Menuju konten utama

PBB Pati Naik 250 Persen: Saat Pajak Jadi Pemicu Amarah Rakyat

Kenaikan PBB Pati hingga 250% memicu protes ribuan warga, jadi isu nasional, hingga akhirnya dibatalkan.

PBB Pati Naik 250 Persen: Saat Pajak Jadi Pemicu Amarah Rakyat
Foto udara komplek perumahan di Cileunyi, Kabupaten Bandung, Jawa Barat, Kamis (26/10/2023). Pemerintah akan memberlakukan pembebasan pajak pertambahan nilai (PPN) 100 persen untuk pembelian rumah di bawah Rp2 miliar yang mulai berlaku November 2023 hingga Juni 2024. ANTARA FOTO/Raisan Al Farisi/rwa.

tirto.id - Kebijakan Bupati Pati, Sudewo untuk menaikkan Pajak Bumi dan Bangunan Perdesaan dan Perkotaan (PBB-P2) hingga 250 persen berujung protes keras. Warga yang terhimpun dalam kelompok Masyarakat Pati Bersatu kemudian menginisiasi aksi demonstrasi menolak kenaikan PBB-P2 sampai 250 persen itu, pada Rabu (13/8/2025).

Bupati Sudewo pun nampaknya juga tak gentar. Dari video yang beredar di media sosial –yang belakangan diketahui sejak Juli 2025– dia malah menantang massa yang akan melakukan demo.

“Siapa yang akan melakukan penolakan? Yayak Gundul? Silahkan lakukan. Jangan hanya 5.000 orang, 50.000 orang suruh ngerahkan. Saya tidak akan gentar. Saya tidak akan merubah keputusan," kata Sudewo.

Warga yang kerap menyampaikan aspirasinya lewat unggahan di media sosial terkait kebijakan PBB-P2 yang akan naik 250 persen, makin yakin saja untuk melakukan aksi. Mulai Jumat (1/8/2025), rembuk warga itu membuka posko penerimaan bantuan di depan Kantor Bupati Pati. Masyarakat pun kian suportif akan aksi itu. Bantuan logistik seperti air minum, beras, mi instan, dan konsumsi lainnya terus berdatangan.

Hingga akhirnya, bentrok tak terhindarkan. Pada Selasa (5/8/2025), sejumlah petugas dari satpol PP mendatangi posko tersebut. Para petugas meminta agar posko dipindah karena area itu akan disiapkan sebagai rute yang akan dilintasi rombongan Kirab Boyongan Hari Jadi Ke-702 Kabupaten Pati pada Kamis (7/8/2025).

Bahan Tugas:
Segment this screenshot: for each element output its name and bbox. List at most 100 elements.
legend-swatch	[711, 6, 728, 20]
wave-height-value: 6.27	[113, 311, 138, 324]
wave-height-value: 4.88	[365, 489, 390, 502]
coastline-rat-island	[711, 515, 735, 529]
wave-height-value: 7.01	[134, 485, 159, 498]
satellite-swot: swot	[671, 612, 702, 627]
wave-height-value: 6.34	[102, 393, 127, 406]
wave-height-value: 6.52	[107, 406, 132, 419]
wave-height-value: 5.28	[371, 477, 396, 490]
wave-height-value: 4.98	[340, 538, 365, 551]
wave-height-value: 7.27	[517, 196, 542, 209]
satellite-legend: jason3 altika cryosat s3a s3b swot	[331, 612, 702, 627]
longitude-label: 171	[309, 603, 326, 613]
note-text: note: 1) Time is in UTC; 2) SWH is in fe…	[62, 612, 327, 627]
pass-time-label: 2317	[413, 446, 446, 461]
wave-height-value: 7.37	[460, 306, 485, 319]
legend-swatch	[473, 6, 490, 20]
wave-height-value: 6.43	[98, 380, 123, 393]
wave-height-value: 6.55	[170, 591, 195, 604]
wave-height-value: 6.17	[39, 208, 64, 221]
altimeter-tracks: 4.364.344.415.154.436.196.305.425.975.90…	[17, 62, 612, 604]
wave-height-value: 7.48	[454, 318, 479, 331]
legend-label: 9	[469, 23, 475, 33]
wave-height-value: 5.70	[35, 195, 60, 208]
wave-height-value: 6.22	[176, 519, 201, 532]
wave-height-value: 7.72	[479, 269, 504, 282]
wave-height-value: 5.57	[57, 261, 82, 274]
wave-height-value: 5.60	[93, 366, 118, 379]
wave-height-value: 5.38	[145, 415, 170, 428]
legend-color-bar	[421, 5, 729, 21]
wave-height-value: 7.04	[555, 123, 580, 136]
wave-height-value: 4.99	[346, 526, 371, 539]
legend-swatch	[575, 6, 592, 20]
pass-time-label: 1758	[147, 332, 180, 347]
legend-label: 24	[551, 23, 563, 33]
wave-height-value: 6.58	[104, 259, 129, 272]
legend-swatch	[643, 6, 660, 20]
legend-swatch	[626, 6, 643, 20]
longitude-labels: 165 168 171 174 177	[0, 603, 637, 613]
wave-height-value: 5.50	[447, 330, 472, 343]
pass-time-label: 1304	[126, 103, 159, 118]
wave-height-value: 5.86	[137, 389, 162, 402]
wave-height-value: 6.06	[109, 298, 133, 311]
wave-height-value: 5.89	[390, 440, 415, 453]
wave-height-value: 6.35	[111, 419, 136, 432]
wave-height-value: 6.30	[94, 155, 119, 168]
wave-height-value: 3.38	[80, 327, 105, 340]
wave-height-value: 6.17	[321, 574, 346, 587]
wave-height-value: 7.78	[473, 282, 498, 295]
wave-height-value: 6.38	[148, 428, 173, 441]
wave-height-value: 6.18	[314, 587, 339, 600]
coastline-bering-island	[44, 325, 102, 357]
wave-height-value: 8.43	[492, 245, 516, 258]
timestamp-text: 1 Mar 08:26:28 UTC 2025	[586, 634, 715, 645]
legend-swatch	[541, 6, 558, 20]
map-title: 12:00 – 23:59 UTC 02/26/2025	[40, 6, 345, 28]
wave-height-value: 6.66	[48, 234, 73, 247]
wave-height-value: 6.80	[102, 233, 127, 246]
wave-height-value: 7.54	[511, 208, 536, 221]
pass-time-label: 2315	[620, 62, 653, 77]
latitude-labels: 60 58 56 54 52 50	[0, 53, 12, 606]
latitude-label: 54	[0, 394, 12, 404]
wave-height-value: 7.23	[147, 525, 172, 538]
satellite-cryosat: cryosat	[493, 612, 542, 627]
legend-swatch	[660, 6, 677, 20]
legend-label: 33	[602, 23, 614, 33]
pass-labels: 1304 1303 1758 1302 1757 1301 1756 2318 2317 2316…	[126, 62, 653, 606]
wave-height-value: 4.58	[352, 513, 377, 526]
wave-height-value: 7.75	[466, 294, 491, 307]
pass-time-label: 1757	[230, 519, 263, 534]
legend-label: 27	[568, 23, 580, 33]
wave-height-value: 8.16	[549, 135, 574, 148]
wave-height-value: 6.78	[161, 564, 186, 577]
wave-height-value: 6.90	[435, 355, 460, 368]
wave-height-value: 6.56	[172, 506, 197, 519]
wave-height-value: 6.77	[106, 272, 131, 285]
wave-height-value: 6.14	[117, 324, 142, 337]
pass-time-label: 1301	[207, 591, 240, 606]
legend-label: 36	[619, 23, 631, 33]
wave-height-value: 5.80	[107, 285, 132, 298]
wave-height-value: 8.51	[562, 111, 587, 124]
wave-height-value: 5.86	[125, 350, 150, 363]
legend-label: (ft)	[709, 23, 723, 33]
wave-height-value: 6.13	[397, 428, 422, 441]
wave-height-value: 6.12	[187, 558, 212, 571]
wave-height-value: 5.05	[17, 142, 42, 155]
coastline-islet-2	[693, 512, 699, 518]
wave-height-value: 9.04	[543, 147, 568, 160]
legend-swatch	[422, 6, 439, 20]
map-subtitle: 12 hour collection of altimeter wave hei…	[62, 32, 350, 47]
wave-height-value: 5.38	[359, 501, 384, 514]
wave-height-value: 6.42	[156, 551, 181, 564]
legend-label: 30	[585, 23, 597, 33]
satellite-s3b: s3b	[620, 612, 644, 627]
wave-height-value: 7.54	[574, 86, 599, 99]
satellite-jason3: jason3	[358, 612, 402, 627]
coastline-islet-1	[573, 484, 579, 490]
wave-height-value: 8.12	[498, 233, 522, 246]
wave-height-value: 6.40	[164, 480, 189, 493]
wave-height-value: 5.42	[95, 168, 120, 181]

Persyaratan Tugas:
1. Terjemahkan kalimat "Masyarakat pun kian suportif akan aksi itu." dari artikel tentang kenaikan PBB Pati ke dalam bahasa Inggris.
2. Sajikan baris-baris data, mulai dari baris pertamanya sampai baris yang memuat "318, 479, 331]", sebagai tabel Markdown berkolom No dan Baris, dengan kedua ujung ikut dimasukkan dan baris kosong dihilangkan.
Teks dan data di atas tidak saling berkaitan.

Jawaban Akhir:
1. The public also grew increasingly supportive of the action.

2.
| No | Baris |
|---|---|
| 1 | Segment this screenshot: for each element output its name and bbox. List at most 100 elements. |
| 2 | legend-swatch	[711, 6, 728, 20] |
| 3 | wave-height-value: 6.27	[113, 311, 138, 324] |
| 4 | wave-height-value: 4.88	[365, 489, 390, 502] |
| 5 | coastline-rat-island	[711, 515, 735, 529] |
| 6 | wave-height-value: 7.01	[134, 485, 159, 498] |
| 7 | satellite-swot: swot	[671, 612, 702, 627] |
| 8 | wave-height-value: 6.34	[102, 393, 127, 406] |
| 9 | wave-height-value: 6.52	[107, 406, 132, 419] |
| 10 | wave-height-value: 5.28	[371, 477, 396, 490] |
| 11 | wave-height-value: 4.98	[340, 538, 365, 551] |
| 12 | wave-height-value: 7.27	[517, 196, 542, 209] |
| 13 | satellite-legend: jason3 altika cryosat s3a s3b swot	[331, 612, 702, 627] |
| 14 | longitude-label: 171	[309, 603, 326, 613] |
| 15 | note-text: note: 1) Time is in UTC; 2) SWH is in fe…	[62, 612, 327, 627] |
| 16 | pass-time-label: 2317	[413, 446, 446, 461] |
| 17 | wave-height-value: 7.37	[460, 306, 485, 319] |
| 18 | legend-swatch	[473, 6, 490, 20] |
| 19 | wave-height-value: 6.43	[98, 380, 123, 393] |
| 20 | wave-height-value: 6.55	[170, 591, 195, 604] |
| 21 | wave-height-value: 6.17	[39, 208, 64, 221] |
| 22 | altimeter-tracks: 4.364.344.415.154.436.196.305.425.975.90…	[17, 62, 612, 604] |
| 23 | wave-height-value: 7.48	[454, 318, 479, 331] |